- PROBLEM DETAILS
Each entry below should be reproduced character for character.

- ENTRIES PROVIDED
***

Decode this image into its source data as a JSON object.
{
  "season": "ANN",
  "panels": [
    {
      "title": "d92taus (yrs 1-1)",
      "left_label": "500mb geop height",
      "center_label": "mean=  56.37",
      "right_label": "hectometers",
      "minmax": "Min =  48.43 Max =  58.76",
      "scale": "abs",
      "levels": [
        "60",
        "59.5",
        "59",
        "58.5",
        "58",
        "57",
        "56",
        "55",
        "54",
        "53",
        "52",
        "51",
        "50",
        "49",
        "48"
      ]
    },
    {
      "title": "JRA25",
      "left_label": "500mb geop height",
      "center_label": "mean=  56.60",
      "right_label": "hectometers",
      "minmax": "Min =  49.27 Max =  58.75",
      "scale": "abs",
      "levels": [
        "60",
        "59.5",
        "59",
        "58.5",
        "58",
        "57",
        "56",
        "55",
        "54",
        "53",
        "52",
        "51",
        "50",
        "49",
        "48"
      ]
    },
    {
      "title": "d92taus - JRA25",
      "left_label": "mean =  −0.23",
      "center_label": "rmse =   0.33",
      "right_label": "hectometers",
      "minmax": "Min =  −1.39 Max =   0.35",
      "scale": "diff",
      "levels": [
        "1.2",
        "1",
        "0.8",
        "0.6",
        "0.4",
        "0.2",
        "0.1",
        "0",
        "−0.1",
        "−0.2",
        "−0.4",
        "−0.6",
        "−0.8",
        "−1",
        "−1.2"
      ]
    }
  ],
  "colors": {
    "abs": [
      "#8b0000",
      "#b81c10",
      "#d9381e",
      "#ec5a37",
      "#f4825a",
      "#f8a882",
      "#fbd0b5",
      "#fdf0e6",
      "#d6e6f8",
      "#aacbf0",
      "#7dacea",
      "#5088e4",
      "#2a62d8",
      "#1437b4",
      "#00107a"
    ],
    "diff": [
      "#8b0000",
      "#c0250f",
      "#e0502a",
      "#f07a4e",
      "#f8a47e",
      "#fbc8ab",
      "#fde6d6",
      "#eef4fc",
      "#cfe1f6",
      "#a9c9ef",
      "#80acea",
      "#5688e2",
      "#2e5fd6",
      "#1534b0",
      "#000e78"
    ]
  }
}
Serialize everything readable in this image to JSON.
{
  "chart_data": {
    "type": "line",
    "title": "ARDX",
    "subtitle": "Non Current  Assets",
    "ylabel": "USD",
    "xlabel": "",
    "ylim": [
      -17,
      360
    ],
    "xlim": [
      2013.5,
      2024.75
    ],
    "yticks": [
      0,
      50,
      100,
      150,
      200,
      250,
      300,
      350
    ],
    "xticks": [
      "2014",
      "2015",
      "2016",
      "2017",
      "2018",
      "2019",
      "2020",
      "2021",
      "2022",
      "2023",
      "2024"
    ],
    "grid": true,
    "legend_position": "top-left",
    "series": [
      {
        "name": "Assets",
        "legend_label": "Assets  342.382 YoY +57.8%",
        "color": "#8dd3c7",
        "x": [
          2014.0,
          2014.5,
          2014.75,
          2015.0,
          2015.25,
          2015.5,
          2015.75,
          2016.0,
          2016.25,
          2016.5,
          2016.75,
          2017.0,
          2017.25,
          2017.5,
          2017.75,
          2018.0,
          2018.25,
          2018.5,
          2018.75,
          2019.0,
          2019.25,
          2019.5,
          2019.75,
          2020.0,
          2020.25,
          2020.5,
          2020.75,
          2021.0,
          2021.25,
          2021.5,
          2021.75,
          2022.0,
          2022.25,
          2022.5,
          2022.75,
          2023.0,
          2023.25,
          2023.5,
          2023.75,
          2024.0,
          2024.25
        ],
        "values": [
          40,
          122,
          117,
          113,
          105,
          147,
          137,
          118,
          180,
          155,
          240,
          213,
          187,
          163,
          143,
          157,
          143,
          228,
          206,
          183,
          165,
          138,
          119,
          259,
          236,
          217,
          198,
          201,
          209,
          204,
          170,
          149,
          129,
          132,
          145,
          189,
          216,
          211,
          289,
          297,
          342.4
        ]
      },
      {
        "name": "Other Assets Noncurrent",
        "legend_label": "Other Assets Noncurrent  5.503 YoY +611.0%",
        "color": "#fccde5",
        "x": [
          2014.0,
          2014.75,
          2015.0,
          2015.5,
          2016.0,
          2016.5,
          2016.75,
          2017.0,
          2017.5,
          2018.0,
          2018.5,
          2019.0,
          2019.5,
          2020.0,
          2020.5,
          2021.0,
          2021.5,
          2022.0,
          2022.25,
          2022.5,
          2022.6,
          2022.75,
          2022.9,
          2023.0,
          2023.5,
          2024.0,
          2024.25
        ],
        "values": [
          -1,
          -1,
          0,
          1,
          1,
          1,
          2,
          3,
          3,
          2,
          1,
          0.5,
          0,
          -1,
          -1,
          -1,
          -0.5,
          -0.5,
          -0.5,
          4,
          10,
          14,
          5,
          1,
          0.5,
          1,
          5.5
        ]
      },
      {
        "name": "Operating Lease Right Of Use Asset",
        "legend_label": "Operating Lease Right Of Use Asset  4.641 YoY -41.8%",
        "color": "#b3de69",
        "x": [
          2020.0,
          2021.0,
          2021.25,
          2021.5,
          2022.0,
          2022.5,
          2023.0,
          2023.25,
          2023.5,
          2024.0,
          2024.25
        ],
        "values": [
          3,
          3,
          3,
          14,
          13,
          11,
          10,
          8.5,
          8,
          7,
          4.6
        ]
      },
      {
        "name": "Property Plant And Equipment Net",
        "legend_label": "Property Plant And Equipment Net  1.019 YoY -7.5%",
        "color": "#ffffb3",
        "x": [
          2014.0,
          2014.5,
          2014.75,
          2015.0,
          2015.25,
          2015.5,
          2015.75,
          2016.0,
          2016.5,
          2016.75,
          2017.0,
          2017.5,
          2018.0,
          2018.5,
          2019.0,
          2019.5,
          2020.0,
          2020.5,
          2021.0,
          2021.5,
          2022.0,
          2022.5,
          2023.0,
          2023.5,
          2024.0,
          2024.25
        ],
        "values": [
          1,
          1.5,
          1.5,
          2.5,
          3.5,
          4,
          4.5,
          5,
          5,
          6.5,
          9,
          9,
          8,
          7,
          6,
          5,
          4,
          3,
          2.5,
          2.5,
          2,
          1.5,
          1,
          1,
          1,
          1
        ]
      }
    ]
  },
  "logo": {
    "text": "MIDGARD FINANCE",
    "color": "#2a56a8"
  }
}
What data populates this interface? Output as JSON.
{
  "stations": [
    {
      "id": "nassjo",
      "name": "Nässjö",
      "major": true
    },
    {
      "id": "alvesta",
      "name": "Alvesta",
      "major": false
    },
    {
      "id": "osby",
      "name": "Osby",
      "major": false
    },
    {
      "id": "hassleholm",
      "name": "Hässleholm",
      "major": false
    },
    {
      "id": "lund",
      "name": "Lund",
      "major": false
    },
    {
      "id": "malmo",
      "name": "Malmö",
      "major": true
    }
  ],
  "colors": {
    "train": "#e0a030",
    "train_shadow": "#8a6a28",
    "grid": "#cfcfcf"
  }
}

***

- FINAL RESULT
Decode this image into its source data as a JSON object.
{
  "season": "ANN",
  "panels": [
    {
      "title": "d92taus (yrs 1-1)",
      "left_label": "500mb geop height",
      "center_label": "mean=  56.37",
      "right_label": "hectometers",
      "minmax": "Min =  48.43 Max =  58.76",
      "scale": "abs",
      "levels": [
        "60",
        "59.5",
        "59",
        "58.5",
        "58",
        "57",
        "56",
        "55",
        "54",
        "53",
        "52",
        "51",
        "50",
        "49",
        "48"
      ]
    },
    {
      "title": "JRA25",
      "left_label": "500mb geop height",
      "center_label": "mean=  56.60",
      "right_label": "hectometers",
      "minmax": "Min =  49.27 Max =  58.75",
      "scale": "abs",
      "levels": [
        "60",
        "59.5",
        "59",
        "58.5",
        "58",
        "57",
        "56",
        "55",
        "54",
        "53",
        "52",
        "51",
        "50",
        "49",
        "48"
      ]
    },
    {
      "title": "d92taus - JRA25",
      "left_label": "mean =  −0.23",
      "center_label": "rmse =   0.33",
      "right_label": "hectometers",
      "minmax": "Min =  −1.39 Max =   0.35",
      "scale": "diff",
      "levels": [
        "1.2",
        "1",
        "0.8",
        "0.6",
        "0.4",
        "0.2",
        "0.1",
        "0",
        "−0.1",
        "−0.2",
        "−0.4",
        "−0.6",
        "−0.8",
        "−1",
        "−1.2"
      ]
    }
  ],
  "colors": {
    "abs": [
      "#8b0000",
      "#b81c10",
      "#d9381e",
      "#ec5a37",
      "#f4825a",
      "#f8a882",
      "#fbd0b5",
      "#fdf0e6",
      "#d6e6f8",
      "#aacbf0",
      "#7dacea",
      "#5088e4",
      "#2a62d8",
      "#1437b4",
      "#00107a"
    ],
    "diff": [
      "#8b0000",
      "#c0250f",
      "#e0502a",
      "#f07a4e",
      "#f8a47e",
      "#fbc8ab",
      "#fde6d6",
      "#eef4fc",
      "#cfe1f6",
      "#a9c9ef",
      "#80acea",
      "#5688e2",
      "#2e5fd6",
      "#1534b0",
      "#000e78"
    ]
  }
}
Serialize everything readable in this image to JSON.
{
  "chart_data": {
    "type": "line",
    "title": "ARDX",
    "subtitle": "Non Current  Assets",
    "ylabel": "USD",
    "xlabel": "",
    "ylim": [
      -17,
      360
    ],
    "xlim": [
      2013.5,
      2024.75
    ],
    "yticks": [
      0,
      50,
      100,
      150,
      200,
      250,
      300,
      350
    ],
    "xticks": [
      "2014",
      "2015",
      "2016",
      "2017",
      "2018",
      "2019",
      "2020",
      "2021",
      "2022",
      "2023",
      "2024"
    ],
    "grid": true,
    "legend_position": "top-left",
    "series": [
      {
        "name": "Assets",
        "legend_label": "Assets  342.382 YoY +57.8%",
        "color": "#8dd3c7",
        "x": [
          2014.0,
          2014.5,
          2014.75,
          2015.0,
          2015.25,
          2015.5,
          2015.75,
          2016.0,
          2016.25,
          2016.5,
          2016.75,
          2017.0,
          2017.25,
          2017.5,
          2017.75,
          2018.0,
          2018.25,
          2018.5,
          2018.75,
          2019.0,
          2019.25,
          2019.5,
          2019.75,
          2020.0,
          2020.25,
          2020.5,
          2020.75,
          2021.0,
          2021.25,
          2021.5,
          2021.75,
          2022.0,
          2022.25,
          2022.5,
          2022.75,
          2023.0,
          2023.25,
          2023.5,
          2023.75,
          2024.0,
          2024.25
        ],
        "values": [
          40,
          122,
          117,
          113,
          105,
          147,
          137,
          118,
          180,
          155,
          240,
          213,
          187,
          163,
          143,
          157,
          143,
          228,
          206,
          183,
          165,
          138,
          119,
          259,
          236,
          217,
          198,
          201,
          209,
          204,
          170,
          149,
          129,
          132,
          145,
          189,
          216,
          211,
          289,
          297,
          342.4
        ]
      },
      {
        "name": "Other Assets Noncurrent",
        "legend_label": "Other Assets Noncurrent  5.503 YoY +611.0%",
        "color": "#fccde5",
        "x": [
          2014.0,
          2014.75,
          2015.0,
          2015.5,
          2016.0,
          2016.5,
          2016.75,
          2017.0,
          2017.5,
          2018.0,
          2018.5,
          2019.0,
          2019.5,
          2020.0,
          2020.5,
          2021.0,
          2021.5,
          2022.0,
          2022.25,
          2022.5,
          2022.6,
          2022.75,
          2022.9,
          2023.0,
          2023.5,
          2024.0,
          2024.25
        ],
        "values": [
          -1,
          -1,
          0,
          1,
          1,
          1,
          2,
          3,
          3,
          2,
          1,
          0.5,
          0,
          -1,
          -1,
          -1,
          -0.5,
          -0.5,
          -0.5,
          4,
          10,
          14,
          5,
          1,
          0.5,
          1,
          5.5
        ]
      },
      {
        "name": "Operating Lease Right Of Use Asset",
        "legend_label": "Operating Lease Right Of Use Asset  4.641 YoY -41.8%",
        "color": "#b3de69",
        "x": [
          2020.0,
          2021.0,
          2021.25,
          2021.5,
          2022.0,
          2022.5,
          2023.0,
          2023.25,
          2023.5,
          2024.0,
          2024.25
        ],
        "values": [
          3,
          3,
          3,
          14,
          13,
          11,
          10,
          8.5,
          8,
          7,
          4.6
        ]
      },
      {
        "name": "Property Plant And Equipment Net",
        "legend_label": "Property Plant And Equipment Net  1.019 YoY -7.5%",
        "color": "#ffffb3",
        "x": [
          2014.0,
          2014.5,
          2014.75,
          2015.0,
          2015.25,
          2015.5,
          2015.75,
          2016.0,
          2016.5,
          2016.75,
          2017.0,
          2017.5,
          2018.0,
          2018.5,
          2019.0,
          2019.5,
          2020.0,
          2020.5,
          2021.0,
          2021.5,
          2022.0,
          2022.5,
          2023.0,
          2023.5,
          2024.0,
          2024.25
        ],
        "values": [
          1,
          1.5,
          1.5,
          2.5,
          3.5,
          4,
          4.5,
          5,
          5,
          6.5,
          9,
          9,
          8,
          7,
          6,
          5,
          4,
          3,
          2.5,
          2.5,
          2,
          1.5,
          1,
          1,
          1,
          1
        ]
      }
    ]
  },
  "logo": {
    "text": "MIDGARD FINANCE",
    "color": "#2a56a8"
  }
}
What data populates this interface? Output as JSON.
{
  "stations": [
    {
      "id": "nassjo",
      "name": "Nässjö",
      "major": true
    },
    {
      "id": "alvesta",
      "name": "Alvesta",
      "major": false
    },
    {
      "id": "osby",
      "name": "Osby",
      "major": false
    },
    {
      "id": "hassleholm",
      "name": "Hässleholm",
      "major": false
    },
    {
      "id": "lund",
      "name": "Lund",
      "major": false
    },
    {
      "id": "malmo",
      "name": "Malmö",
      "major": true
    }
  ],
  "colors": {
    "train": "#e0a030",
    "train_shadow": "#8a6a28",
    "grid": "#cfcfcf"
  }
}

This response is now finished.